> [Written request] Pictures aside, quote the whole listing exactly.

> [Supplied records]
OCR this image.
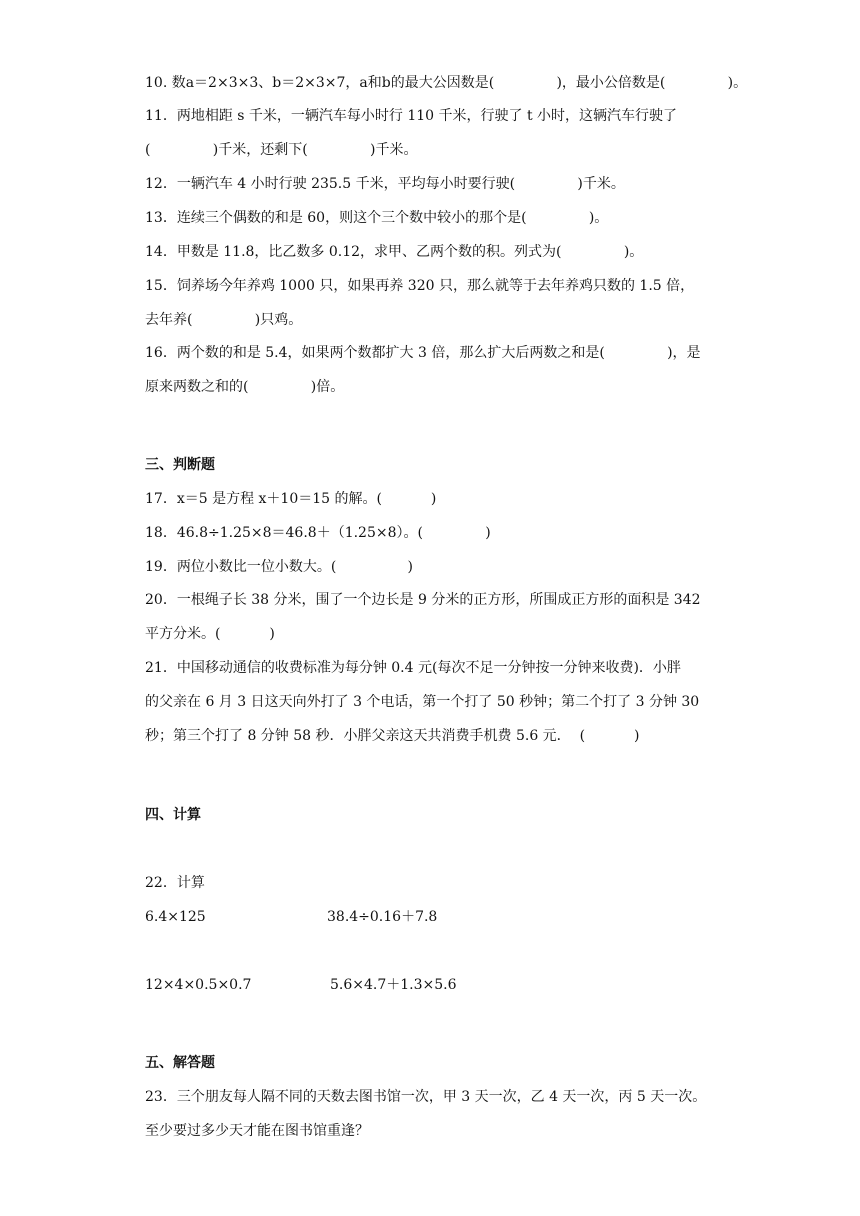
10. 数a＝2×3×3、b＝2×3×7，a和b的最大公因数是(              )，最小公倍数是(              )。
11．两地相距 s 千米，一辆汽车每小时行 110 千米，行驶了 t 小时，这辆汽车行驶了
(              )千米，还剩下(              )千米。
12．一辆汽车 4 小时行驶 235.5 千米，平均每小时要行驶(              )千米。
13．连续三个偶数的和是 60，则这个三个数中较小的那个是(              )。
14．甲数是 11.8，比乙数多 0.12，求甲、乙两个数的积。列式为(              )。
15．饲养场今年养鸡 1000 只，如果再养 320 只，那么就等于去年养鸡只数的 1.5 倍，
去年养(              )只鸡。
16．两个数的和是 5.4，如果两个数都扩大 3 倍，那么扩大后两数之和是(              )，是
原来两数之和的(              )倍。
三、判断题
17．x＝5 是方程 x＋10＝15 的解。(           )
18．46.8÷1.25×8＝46.8＋（1.25×8）。(              )
19．两位小数比一位小数大。(                )
20．一根绳子长 38 分米，围了一个边长是 9 分米的正方形，所围成正方形的面积是 342
平方分米。(           )
21．中国移动通信的收费标准为每分钟 0.4 元(每次不足一分钟按一分钟来收费)．小胖
的父亲在 6 月 3 日这天向外打了 3 个电话，第一个打了 50 秒钟；第二个打了 3 分钟 30
秒；第三个打了 8 分钟 58 秒．小胖父亲这天共消费手机费 5.6 元．  (           )
四、计算
22．计算
6.4×125	38.4÷0.16＋7.8
12×4×0.5×0.7	5.6×4.7＋1.3×5.6
五、解答题
23．三个朋友每人隔不同的天数去图书馆一次，甲 3 天一次，乙 4 天一次，丙 5 天一次。
至少要过多少天才能在图书馆重逢？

> [Written solution]
OCR this image.
10. 数a＝2×3×3、b＝2×3×7，a和b的最大公因数是(              )，最小公倍数是(              )。
11．两地相距 s 千米，一辆汽车每小时行 110 千米，行驶了 t 小时，这辆汽车行驶了
(              )千米，还剩下(              )千米。
12．一辆汽车 4 小时行驶 235.5 千米，平均每小时要行驶(              )千米。
13．连续三个偶数的和是 60，则这个三个数中较小的那个是(              )。
14．甲数是 11.8，比乙数多 0.12，求甲、乙两个数的积。列式为(              )。
15．饲养场今年养鸡 1000 只，如果再养 320 只，那么就等于去年养鸡只数的 1.5 倍，
去年养(              )只鸡。
16．两个数的和是 5.4，如果两个数都扩大 3 倍，那么扩大后两数之和是(              )，是
原来两数之和的(              )倍。
三、判断题
17．x＝5 是方程 x＋10＝15 的解。(           )
18．46.8÷1.25×8＝46.8＋（1.25×8）。(              )
19．两位小数比一位小数大。(                )
20．一根绳子长 38 分米，围了一个边长是 9 分米的正方形，所围成正方形的面积是 342
平方分米。(           )
21．中国移动通信的收费标准为每分钟 0.4 元(每次不足一分钟按一分钟来收费)．小胖
的父亲在 6 月 3 日这天向外打了 3 个电话，第一个打了 50 秒钟；第二个打了 3 分钟 30
秒；第三个打了 8 分钟 58 秒．小胖父亲这天共消费手机费 5.6 元．  (           )
四、计算
22．计算
6.4×125	38.4÷0.16＋7.8
12×4×0.5×0.7	5.6×4.7＋1.3×5.6
五、解答题
23．三个朋友每人隔不同的天数去图书馆一次，甲 3 天一次，乙 4 天一次，丙 5 天一次。
至少要过多少天才能在图书馆重逢？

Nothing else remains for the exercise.